• [TEXT TO READ]:
-- BEGIN --

She had been billed as an accomplished strategic leader with 23 years of experience in managing corporate business plans and reforms at Uganda Revenue Authority, which UIA needed “at this critical time when we are beginning to implement the strategic plan 2016-21”. 

The plan sought to, among others, create at least one million jobs by 2021 by reorganising staff.  

What started as a calm journey into rebuilding UIA would soon explode in a struggle that pitted staff, at first, before sucking in the board, against  Kaguhangire.  

Cracks had opened beginning with a reorganisation, in which some staff claimed victimisation and intimidation.  The tension would persist  before escalating into open defiance by Kaguhangire against the board, which claimed it had not approved the reorganisation plan. 

The battle lines had been drawn and it was evident that staff had picked sides and from the look of things, many of them, were silently cheering on the board against their boss, whom they had accused of various crimes.   

Eventually, Kugonza indicted Kaguhangire after a series of dramatic episodes on accusations of abuse of office, gross insubordination, incompetence, concealment of misinformation, lying to the board, defiance and misconduct. 

However, in defiance, Kaguhangire refused to leave office, with the board choosing to force her out by allegedly changing locks to the doors of her office. 

Her contract was, in November 2018, subsequently terminated after more than a year based on findings of an investigation, which resolved that her conduct amounted to gross misconduct in line with the UIA Human Resource policy.

The IGG, however, cleared Kaguhangire, but had already been replaced by Basil Ajer, who, in acting capacity, also left just four months into the appointment in April 2019 “to explore new opportunities”. 

“I leave behind a united staff and stable environment where everyone feels recognised for their service,” he said but added that he had led “ largely demotivated staff who had no job security.”

Ajer had led UIA at a time when it was being restructured to create a more efficient investment agency.

-- END --

• [TASK STATEMENT]:
Please copy the passage about the Uganda Investment Authority word for word, starting at "The plan sought" and ending at "board, against  Kaguhangire.".

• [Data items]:
-- BEGIN --

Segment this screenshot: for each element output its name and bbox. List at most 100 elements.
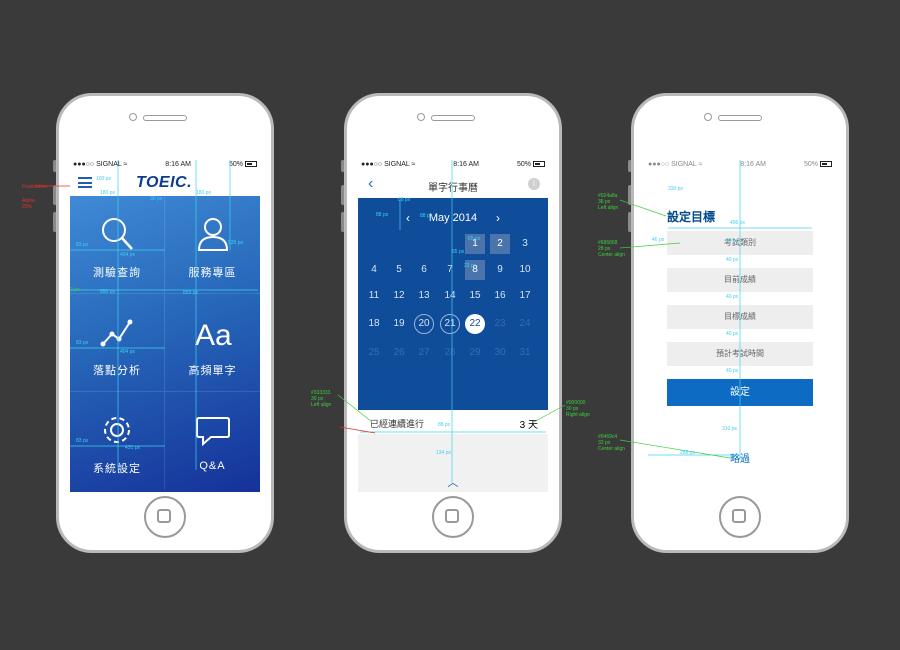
- calendar-day[interactable]: 4: [364, 260, 384, 280]
- calendar-day[interactable]: 11: [364, 286, 384, 306]
- tile-label: 服務專區: [188, 267, 237, 279]
- home-button[interactable]: [144, 496, 186, 538]
- tile-qa[interactable]: Q&A: [165, 392, 260, 490]
- exam-date-field[interactable]: 預計考試時間: [667, 342, 813, 366]
- annotation: #000000 30 px Right align: [566, 400, 590, 418]
- battery-icon: [819, 160, 832, 167]
- page-title: 單字行事曆: [428, 183, 478, 194]
- target-score-field[interactable]: 目標成績: [667, 305, 813, 329]
- calendar-day[interactable]: 10: [515, 260, 535, 280]
- annotation: 310 px: [722, 426, 738, 432]
- status-time: 8:16 AM: [453, 160, 479, 168]
- tile-label: Q&A: [199, 460, 226, 472]
- expand-up-chevron-icon[interactable]: ︿: [358, 474, 548, 490]
- calendar-day[interactable]: 18: [364, 314, 384, 334]
- calendar-day[interactable]: 28: [440, 343, 460, 363]
- annotation: 134 px: [436, 450, 452, 456]
- annotation: 40 px: [726, 257, 739, 263]
- nav-bar: ‹ 單字行事曆 i: [358, 170, 548, 198]
- prev-month-chevron-icon[interactable]: ‹: [406, 211, 410, 225]
- toeic-logo: TOEIC.: [136, 174, 193, 191]
- tile-label: 系統設定: [93, 463, 141, 475]
- status-bar: ●●●○○ SIGNAL ≈ 8:16 AM 50%: [645, 158, 835, 170]
- calendar-day[interactable]: 21: [440, 314, 460, 334]
- tile-label: 高頻單字: [188, 365, 237, 377]
- tile-label: 落點分析: [93, 365, 141, 377]
- annotation: 88 px: [398, 197, 411, 203]
- calendar-day[interactable]: 7: [440, 260, 460, 280]
- annotation: 83 px: [76, 340, 89, 346]
- camera-icon: [129, 113, 137, 121]
- phone-frame-1: ●●●○○ SIGNAL ≈ 8:16 AM 50% TOEIC. 測驗查詢 服…: [56, 93, 274, 553]
- annotation: 520 px: [228, 240, 244, 246]
- annotation: 40 px: [726, 331, 739, 337]
- calendar-day[interactable]: 5: [389, 260, 409, 280]
- calendar-day[interactable]: 30: [490, 343, 510, 363]
- calendar-day[interactable]: 9: [490, 260, 510, 280]
- status-time: 8:16 AM: [740, 160, 766, 168]
- calendar-day[interactable]: 12: [389, 286, 409, 306]
- calendar-day[interactable]: 2: [490, 234, 510, 254]
- search-icon: [102, 218, 133, 250]
- annotation: 30 px: [150, 196, 163, 202]
- trend-chart-icon: [100, 319, 133, 347]
- user-icon: [197, 218, 228, 251]
- annotation: #0469c4 32 px Center align: [598, 434, 625, 452]
- tile-service-area[interactable]: 服務專區: [165, 196, 260, 294]
- calendar-day[interactable]: 3: [515, 234, 535, 254]
- home-button[interactable]: [719, 496, 761, 538]
- status-bar: ●●●○○ SIGNAL ≈ 8:16 AM 50%: [358, 158, 548, 170]
- battery-indicator: 50%: [804, 161, 832, 168]
- calendar: ‹ May 2014 › 1 2 3 4 5 6 7 8 9 10 11 12 13 14 15 16 17 18…: [358, 198, 548, 410]
- calendar-day[interactable]: 23: [490, 314, 510, 334]
- next-month-chevron-icon[interactable]: ›: [496, 211, 500, 225]
- annotation: 83 px: [76, 242, 89, 248]
- annotation: 65 px: [468, 236, 481, 242]
- calendar-day-today[interactable]: 22: [465, 314, 485, 334]
- annotation: 404 px: [120, 349, 136, 355]
- calendar-day[interactable]: 19: [389, 314, 409, 334]
- calendar-day[interactable]: 25: [364, 343, 384, 363]
- calendar-day[interactable]: 16: [490, 286, 510, 306]
- annotation: 40 px: [726, 368, 739, 374]
- camera-icon: [417, 113, 425, 121]
- annotation: 859 px: [183, 290, 199, 296]
- battery-indicator: 50%: [517, 161, 545, 168]
- tile-label: 測驗查詢: [93, 267, 141, 279]
- app-header: TOEIC.: [70, 170, 260, 196]
- calendar-day[interactable]: 15: [465, 286, 485, 306]
- annotation: 288 px: [680, 450, 696, 456]
- screen-vocab-calendar: ●●●○○ SIGNAL ≈ 8:16 AM 50% ‹ 單字行事曆 i ‹ M…: [358, 158, 548, 492]
- info-icon[interactable]: i: [528, 178, 540, 190]
- calendar-day[interactable]: 20: [414, 314, 434, 334]
- calendar-day[interactable]: 26: [389, 343, 409, 363]
- annotation: 180 px: [100, 190, 116, 196]
- calendar-day[interactable]: 6: [414, 260, 434, 280]
- bottom-panel: ︿: [358, 434, 548, 492]
- calendar-day[interactable]: 27: [414, 343, 434, 363]
- signal-text: ●●●○○ SIGNAL ≈: [73, 160, 128, 168]
- calendar-day[interactable]: 31: [515, 343, 535, 363]
- signal-text: ●●●○○ SIGNAL ≈: [361, 160, 416, 168]
- speaker-grille: [718, 115, 762, 121]
- calendar-day[interactable]: 14: [440, 286, 460, 306]
- status-bar: ●●●○○ SIGNAL ≈ 8:16 AM 50%: [70, 158, 260, 170]
- tile-vocabulary[interactable]: Aa 高頻單字: [165, 294, 260, 392]
- set-button[interactable]: 設定: [667, 379, 813, 406]
- annotation: 850 px: [100, 289, 116, 295]
- hamburger-menu-icon[interactable]: [78, 177, 92, 189]
- annotation: Foundation: [22, 184, 48, 190]
- annotation: 46 px: [652, 237, 665, 243]
- streak-row: 已經連續進行 3 天: [358, 410, 548, 435]
- calendar-day[interactable]: 13: [414, 286, 434, 306]
- exam-type-field[interactable]: 考試類別: [667, 231, 813, 255]
- calendar-day[interactable]: 29: [465, 343, 485, 363]
- current-score-field[interactable]: 目前成績: [667, 268, 813, 292]
- chat-bubble-icon: [195, 417, 230, 447]
- gear-icon: [104, 417, 130, 443]
- calendar-day[interactable]: 17: [515, 286, 535, 306]
- home-button[interactable]: [432, 496, 474, 538]
- battery-icon: [532, 160, 545, 167]
- skip-link[interactable]: 略過: [645, 450, 835, 465]
- calendar-day[interactable]: 24: [515, 314, 535, 334]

-- END --

• [TASK RESPONSE]:
The plan sought to, among others, create at least one million jobs by 2021 by reorganising staff.  

What started as a calm journey into rebuilding UIA would soon explode in a struggle that pitted staff, at first, before sucking in the board, against  Kaguhangire.